GOAL OF THE EXERCISE:
Locate every line in the material below that has the word "לערעור". Copy each of those lines.

##### RECORDED INFORMATION #####

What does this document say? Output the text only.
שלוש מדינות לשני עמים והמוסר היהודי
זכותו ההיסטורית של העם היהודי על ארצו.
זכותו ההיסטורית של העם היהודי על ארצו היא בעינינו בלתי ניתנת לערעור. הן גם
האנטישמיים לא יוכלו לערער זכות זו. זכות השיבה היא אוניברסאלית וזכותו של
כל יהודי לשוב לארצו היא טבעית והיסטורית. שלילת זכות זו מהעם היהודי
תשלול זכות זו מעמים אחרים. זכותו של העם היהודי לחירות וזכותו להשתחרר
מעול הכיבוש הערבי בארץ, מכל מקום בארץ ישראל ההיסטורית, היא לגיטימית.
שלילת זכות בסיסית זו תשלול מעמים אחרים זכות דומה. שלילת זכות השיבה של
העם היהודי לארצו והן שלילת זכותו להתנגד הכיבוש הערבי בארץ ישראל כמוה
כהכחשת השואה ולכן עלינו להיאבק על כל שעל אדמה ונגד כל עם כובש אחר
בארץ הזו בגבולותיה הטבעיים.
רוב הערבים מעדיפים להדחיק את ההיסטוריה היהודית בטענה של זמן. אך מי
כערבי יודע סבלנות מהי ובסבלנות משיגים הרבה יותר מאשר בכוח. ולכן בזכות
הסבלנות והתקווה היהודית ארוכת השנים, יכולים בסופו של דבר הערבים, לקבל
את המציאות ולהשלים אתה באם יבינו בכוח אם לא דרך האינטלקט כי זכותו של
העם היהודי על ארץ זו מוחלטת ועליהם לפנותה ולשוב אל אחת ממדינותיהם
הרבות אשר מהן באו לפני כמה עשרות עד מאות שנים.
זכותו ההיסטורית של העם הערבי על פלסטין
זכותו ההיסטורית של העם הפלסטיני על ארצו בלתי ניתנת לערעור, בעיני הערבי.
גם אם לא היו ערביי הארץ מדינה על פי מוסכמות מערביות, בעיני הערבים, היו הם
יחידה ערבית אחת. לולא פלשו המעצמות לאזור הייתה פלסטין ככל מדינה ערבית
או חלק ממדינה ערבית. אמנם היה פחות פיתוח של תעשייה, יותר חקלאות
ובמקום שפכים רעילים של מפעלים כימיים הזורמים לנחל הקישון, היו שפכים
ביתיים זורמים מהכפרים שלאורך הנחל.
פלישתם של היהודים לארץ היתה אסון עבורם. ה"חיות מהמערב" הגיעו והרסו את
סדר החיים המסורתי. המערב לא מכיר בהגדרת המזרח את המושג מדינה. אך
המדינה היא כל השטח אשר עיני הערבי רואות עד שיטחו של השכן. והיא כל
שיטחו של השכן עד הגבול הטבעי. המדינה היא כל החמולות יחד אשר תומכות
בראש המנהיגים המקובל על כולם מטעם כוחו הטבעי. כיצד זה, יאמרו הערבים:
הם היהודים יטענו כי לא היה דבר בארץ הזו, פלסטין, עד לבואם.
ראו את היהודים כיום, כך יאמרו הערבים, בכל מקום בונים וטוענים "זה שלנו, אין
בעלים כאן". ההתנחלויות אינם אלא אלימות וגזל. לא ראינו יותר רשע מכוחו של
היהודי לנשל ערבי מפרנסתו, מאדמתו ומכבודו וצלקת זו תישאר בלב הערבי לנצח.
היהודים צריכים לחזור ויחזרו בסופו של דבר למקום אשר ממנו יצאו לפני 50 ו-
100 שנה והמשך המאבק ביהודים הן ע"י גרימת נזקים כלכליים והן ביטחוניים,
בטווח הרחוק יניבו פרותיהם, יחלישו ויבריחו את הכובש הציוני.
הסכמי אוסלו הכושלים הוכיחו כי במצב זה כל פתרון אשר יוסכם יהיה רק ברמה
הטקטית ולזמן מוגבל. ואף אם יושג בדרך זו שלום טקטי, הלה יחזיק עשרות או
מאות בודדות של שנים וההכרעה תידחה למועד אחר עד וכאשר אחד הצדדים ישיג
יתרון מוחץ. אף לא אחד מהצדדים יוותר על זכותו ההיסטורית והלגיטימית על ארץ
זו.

#####

THE ANSWER:
זכותו ההיסטורית של העם היהודי על ארצו היא בעינינו בלתי ניתנת לערעור. הן גם
זכותו ההיסטורית של העם הפלסטיני על ארצו בלתי ניתנת לערעור, בעיני הערבי.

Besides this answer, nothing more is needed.